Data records
========
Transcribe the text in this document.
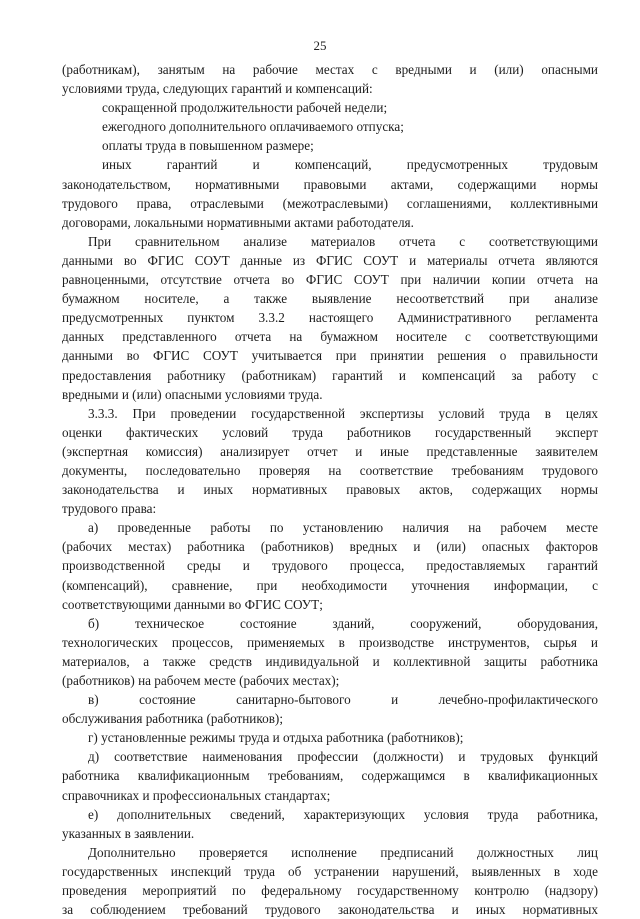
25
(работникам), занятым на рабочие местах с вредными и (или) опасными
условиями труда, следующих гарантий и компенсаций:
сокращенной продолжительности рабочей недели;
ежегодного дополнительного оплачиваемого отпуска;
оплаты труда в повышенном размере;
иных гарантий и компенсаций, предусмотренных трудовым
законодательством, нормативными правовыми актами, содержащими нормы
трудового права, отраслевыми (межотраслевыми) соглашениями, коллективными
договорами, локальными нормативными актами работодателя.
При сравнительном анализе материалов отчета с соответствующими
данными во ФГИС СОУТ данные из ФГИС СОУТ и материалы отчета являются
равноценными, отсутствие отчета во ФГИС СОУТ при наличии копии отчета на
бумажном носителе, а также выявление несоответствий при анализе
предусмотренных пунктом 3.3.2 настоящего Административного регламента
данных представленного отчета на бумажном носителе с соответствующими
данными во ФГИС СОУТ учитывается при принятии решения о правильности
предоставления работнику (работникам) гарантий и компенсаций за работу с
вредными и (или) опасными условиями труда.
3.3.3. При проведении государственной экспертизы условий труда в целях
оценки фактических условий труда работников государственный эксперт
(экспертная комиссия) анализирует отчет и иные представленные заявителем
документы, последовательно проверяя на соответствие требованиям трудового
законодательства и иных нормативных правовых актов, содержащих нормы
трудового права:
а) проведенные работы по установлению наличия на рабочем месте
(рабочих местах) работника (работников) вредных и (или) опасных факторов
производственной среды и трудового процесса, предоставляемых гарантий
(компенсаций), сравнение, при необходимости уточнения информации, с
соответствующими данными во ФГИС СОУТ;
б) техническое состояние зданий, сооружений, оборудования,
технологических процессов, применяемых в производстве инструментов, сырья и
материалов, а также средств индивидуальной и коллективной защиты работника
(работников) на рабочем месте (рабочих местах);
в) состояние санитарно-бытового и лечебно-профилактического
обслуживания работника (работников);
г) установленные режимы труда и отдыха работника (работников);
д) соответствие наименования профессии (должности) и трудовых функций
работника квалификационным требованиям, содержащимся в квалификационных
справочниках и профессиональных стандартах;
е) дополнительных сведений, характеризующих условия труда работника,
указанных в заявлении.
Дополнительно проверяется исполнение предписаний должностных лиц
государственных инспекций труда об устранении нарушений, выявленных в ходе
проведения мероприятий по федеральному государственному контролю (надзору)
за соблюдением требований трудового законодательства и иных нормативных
========
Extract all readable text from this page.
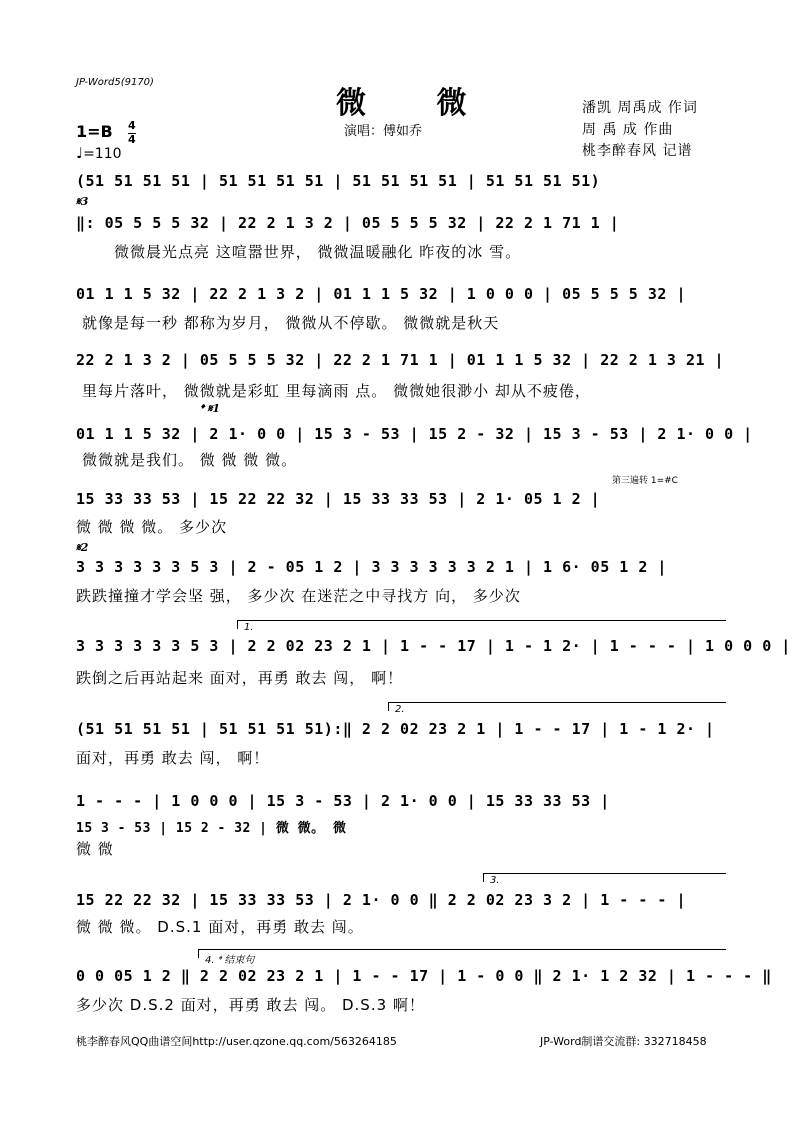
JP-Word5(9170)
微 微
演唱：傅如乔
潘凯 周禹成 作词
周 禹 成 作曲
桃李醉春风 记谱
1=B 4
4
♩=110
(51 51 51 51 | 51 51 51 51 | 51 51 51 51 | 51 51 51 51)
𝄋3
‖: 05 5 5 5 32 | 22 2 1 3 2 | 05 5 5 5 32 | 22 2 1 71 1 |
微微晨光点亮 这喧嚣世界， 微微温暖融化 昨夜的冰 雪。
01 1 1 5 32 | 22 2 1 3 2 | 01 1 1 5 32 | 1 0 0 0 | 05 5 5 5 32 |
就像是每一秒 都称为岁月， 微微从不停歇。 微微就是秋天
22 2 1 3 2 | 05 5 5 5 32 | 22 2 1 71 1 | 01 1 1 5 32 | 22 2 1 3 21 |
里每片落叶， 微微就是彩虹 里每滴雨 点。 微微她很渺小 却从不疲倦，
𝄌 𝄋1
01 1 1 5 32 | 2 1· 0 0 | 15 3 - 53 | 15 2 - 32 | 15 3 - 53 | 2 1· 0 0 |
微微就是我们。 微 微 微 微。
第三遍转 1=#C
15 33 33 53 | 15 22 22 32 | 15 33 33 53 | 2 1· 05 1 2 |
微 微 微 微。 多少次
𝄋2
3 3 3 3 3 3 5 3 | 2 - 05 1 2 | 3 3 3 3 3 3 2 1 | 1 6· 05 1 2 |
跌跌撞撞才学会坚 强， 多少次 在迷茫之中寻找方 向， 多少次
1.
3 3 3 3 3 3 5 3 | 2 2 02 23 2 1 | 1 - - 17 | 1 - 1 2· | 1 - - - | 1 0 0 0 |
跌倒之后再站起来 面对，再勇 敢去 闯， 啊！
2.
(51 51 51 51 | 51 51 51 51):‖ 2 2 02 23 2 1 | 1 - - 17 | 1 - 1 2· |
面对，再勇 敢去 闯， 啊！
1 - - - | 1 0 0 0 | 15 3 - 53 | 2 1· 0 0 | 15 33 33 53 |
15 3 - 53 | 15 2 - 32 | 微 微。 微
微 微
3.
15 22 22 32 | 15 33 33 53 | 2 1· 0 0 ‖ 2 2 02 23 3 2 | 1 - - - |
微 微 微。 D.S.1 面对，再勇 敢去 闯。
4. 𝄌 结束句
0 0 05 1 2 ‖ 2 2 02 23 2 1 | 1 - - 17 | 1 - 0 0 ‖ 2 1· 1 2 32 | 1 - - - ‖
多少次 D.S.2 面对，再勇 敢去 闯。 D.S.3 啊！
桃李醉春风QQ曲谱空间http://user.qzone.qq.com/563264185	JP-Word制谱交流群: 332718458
========
[THE REQUEST]
Search the records above for "нормативных". Copy each line where it is found.

[ANSWER TO THE PROBLEM]
законодательства и иных нормативных правовых актов, содержащих нормы
за соблюдением требований трудового законодательства и иных нормативных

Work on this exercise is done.